=== Section Start ===
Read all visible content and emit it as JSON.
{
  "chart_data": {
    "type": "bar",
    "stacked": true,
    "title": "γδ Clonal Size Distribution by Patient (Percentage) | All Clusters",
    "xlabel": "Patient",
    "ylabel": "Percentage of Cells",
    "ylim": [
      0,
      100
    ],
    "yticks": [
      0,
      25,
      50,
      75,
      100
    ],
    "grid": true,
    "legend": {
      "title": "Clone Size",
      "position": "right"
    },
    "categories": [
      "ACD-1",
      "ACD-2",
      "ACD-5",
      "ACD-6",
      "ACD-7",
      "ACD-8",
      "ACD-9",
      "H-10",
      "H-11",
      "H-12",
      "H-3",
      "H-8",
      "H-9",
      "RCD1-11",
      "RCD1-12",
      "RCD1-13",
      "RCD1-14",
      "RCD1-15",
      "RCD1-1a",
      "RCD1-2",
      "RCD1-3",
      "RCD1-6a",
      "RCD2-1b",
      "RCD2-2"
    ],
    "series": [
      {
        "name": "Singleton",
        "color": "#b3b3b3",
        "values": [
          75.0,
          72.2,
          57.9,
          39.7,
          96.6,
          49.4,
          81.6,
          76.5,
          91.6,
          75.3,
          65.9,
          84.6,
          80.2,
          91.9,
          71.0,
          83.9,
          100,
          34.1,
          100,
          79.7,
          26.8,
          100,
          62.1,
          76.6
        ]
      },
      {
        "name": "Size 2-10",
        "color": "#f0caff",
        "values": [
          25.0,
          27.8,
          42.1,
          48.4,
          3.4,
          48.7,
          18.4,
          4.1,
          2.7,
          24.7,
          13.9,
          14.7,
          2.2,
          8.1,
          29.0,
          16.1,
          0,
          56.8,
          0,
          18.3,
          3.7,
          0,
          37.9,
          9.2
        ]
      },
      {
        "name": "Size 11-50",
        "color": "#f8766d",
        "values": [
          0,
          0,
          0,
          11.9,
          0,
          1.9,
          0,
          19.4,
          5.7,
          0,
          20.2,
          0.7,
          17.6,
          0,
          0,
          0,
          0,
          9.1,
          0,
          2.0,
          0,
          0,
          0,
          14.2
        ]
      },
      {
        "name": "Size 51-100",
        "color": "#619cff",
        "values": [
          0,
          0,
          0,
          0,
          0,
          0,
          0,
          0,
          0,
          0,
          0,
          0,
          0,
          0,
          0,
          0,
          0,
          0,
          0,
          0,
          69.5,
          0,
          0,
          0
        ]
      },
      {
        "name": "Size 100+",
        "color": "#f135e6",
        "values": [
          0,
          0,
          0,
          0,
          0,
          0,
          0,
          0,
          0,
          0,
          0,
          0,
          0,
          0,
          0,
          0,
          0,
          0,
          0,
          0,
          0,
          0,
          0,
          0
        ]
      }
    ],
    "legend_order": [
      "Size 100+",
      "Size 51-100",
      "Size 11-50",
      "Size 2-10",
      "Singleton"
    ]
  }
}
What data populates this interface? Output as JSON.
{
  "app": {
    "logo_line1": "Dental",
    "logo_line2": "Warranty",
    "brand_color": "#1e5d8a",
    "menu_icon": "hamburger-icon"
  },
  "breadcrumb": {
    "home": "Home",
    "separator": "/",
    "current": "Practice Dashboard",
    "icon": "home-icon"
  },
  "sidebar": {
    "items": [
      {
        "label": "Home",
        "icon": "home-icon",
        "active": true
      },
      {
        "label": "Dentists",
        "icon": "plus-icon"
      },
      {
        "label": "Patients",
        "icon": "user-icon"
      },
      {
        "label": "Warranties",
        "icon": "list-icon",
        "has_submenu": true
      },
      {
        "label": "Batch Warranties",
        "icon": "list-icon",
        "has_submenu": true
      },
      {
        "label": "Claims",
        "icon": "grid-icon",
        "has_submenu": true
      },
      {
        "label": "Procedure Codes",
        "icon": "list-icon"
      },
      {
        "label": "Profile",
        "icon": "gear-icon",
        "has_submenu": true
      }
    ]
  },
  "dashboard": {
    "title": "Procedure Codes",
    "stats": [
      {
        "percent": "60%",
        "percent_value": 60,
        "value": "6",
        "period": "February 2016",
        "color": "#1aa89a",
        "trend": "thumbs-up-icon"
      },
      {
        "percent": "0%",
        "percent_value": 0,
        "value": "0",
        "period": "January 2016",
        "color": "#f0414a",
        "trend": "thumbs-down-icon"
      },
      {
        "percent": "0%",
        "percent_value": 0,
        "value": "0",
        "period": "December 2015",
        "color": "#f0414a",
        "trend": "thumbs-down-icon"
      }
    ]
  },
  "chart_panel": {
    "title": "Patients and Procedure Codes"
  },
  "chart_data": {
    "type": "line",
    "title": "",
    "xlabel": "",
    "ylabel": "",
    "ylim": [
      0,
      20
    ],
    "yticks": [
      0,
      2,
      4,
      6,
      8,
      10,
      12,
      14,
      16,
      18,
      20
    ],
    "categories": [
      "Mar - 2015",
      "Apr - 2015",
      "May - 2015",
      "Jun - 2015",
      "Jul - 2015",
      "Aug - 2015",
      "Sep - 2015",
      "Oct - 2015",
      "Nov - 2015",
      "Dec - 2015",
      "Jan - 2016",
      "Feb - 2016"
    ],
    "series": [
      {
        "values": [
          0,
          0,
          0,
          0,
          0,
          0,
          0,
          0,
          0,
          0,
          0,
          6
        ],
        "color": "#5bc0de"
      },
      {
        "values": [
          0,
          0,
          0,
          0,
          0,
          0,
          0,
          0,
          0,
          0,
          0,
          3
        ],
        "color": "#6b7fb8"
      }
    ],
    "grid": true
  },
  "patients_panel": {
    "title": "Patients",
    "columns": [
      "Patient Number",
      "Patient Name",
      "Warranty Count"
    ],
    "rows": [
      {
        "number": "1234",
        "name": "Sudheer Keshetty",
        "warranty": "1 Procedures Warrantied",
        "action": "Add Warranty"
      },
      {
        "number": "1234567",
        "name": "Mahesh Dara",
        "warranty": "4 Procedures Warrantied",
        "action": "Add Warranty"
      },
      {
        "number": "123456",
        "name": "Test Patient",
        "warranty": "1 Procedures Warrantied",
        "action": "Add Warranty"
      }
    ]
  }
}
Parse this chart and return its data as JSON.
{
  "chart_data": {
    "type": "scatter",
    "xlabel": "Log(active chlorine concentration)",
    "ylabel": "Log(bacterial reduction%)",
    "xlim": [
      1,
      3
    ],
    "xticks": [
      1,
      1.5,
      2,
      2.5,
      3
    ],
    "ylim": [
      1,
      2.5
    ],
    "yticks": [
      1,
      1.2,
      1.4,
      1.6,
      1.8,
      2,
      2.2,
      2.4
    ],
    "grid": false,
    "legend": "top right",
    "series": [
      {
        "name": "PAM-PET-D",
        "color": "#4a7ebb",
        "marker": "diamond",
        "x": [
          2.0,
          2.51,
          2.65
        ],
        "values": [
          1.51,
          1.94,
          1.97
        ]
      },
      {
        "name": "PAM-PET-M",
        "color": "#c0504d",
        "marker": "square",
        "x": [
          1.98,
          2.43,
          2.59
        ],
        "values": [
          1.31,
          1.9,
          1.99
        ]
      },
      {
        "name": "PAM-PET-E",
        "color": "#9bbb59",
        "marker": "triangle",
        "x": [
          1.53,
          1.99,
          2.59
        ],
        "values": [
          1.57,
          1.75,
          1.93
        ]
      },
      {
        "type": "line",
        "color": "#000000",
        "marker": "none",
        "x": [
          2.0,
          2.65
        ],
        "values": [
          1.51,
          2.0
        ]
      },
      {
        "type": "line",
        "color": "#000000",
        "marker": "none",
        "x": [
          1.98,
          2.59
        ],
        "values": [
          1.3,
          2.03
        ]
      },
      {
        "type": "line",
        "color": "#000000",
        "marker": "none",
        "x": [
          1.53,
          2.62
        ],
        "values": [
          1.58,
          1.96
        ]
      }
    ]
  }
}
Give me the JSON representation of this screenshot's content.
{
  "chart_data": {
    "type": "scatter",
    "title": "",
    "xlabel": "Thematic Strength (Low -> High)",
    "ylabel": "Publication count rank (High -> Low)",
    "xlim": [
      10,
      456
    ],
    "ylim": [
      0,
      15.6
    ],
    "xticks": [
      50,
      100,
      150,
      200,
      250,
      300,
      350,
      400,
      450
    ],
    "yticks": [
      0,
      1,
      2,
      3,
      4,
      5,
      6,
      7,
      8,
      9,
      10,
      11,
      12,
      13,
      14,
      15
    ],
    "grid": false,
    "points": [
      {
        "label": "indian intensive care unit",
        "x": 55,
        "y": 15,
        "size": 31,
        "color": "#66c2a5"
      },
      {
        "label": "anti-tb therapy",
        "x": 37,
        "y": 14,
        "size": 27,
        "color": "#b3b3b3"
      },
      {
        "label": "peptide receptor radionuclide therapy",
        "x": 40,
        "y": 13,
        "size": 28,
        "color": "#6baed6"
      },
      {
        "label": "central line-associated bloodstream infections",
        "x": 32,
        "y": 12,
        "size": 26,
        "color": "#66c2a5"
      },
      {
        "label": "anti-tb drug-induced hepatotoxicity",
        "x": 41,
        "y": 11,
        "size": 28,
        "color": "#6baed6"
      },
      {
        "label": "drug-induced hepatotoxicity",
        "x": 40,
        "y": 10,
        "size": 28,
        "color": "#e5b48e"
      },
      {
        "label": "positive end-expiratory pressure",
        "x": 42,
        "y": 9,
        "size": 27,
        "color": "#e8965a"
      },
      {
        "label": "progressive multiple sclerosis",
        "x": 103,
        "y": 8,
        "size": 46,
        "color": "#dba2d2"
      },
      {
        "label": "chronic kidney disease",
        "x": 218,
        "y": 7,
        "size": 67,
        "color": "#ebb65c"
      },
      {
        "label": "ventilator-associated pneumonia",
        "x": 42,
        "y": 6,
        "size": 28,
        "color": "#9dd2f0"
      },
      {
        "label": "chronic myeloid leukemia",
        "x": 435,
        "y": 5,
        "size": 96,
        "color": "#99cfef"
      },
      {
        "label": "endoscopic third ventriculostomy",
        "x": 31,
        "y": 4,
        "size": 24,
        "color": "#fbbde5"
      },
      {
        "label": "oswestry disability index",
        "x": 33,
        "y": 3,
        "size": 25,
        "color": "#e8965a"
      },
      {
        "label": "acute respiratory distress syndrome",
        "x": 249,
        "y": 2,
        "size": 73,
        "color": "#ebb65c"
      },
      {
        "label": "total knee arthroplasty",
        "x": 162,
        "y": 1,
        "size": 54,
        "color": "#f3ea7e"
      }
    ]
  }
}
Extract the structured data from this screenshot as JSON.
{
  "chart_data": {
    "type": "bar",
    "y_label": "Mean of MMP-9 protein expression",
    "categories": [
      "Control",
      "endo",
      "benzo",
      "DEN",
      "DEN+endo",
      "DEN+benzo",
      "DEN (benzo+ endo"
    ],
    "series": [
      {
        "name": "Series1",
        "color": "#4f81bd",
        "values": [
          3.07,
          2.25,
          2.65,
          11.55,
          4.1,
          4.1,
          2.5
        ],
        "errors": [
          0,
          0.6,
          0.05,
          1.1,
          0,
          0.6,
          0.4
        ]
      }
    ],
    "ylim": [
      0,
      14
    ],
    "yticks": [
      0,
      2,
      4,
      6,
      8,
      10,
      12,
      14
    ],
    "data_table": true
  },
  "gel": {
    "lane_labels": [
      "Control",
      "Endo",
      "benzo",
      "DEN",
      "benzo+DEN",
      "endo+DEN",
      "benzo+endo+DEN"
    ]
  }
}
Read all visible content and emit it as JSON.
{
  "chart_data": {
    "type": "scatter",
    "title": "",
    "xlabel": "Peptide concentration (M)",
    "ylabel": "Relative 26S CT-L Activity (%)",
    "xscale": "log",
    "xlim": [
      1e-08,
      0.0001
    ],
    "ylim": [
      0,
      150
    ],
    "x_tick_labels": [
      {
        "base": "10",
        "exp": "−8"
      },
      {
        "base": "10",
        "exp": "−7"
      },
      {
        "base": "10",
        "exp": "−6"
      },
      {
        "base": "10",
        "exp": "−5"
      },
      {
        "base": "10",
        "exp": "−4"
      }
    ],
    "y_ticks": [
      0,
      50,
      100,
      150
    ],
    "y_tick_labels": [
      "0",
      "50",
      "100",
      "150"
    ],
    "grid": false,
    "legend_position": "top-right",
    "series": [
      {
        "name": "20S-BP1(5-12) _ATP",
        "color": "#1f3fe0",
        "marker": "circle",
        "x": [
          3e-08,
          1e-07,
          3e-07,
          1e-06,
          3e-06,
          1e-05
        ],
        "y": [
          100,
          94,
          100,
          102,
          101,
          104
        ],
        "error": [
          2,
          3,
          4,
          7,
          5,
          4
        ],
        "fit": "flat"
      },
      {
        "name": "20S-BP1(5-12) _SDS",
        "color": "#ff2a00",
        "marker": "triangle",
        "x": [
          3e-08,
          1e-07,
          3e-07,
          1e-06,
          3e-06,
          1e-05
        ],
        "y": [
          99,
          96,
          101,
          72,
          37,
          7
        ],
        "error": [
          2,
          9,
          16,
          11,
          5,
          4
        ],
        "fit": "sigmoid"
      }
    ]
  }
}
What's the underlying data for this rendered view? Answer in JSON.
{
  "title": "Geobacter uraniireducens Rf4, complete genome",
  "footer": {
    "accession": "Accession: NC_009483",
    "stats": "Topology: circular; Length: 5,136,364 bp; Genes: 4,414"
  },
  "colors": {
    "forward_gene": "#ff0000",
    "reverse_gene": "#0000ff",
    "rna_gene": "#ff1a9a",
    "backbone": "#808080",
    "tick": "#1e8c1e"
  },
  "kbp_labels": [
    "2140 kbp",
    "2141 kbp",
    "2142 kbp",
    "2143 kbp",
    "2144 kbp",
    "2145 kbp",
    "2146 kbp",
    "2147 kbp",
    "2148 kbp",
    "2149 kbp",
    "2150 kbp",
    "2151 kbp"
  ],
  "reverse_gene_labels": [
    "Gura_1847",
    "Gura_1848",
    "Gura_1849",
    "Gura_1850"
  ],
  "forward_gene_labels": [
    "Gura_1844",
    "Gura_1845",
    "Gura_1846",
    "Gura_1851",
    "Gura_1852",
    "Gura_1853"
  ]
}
=== Section End ===
## What you are asked to do
In the records above, how many lines include "ylabel"? Reply only with the number.

## Exercise solution
5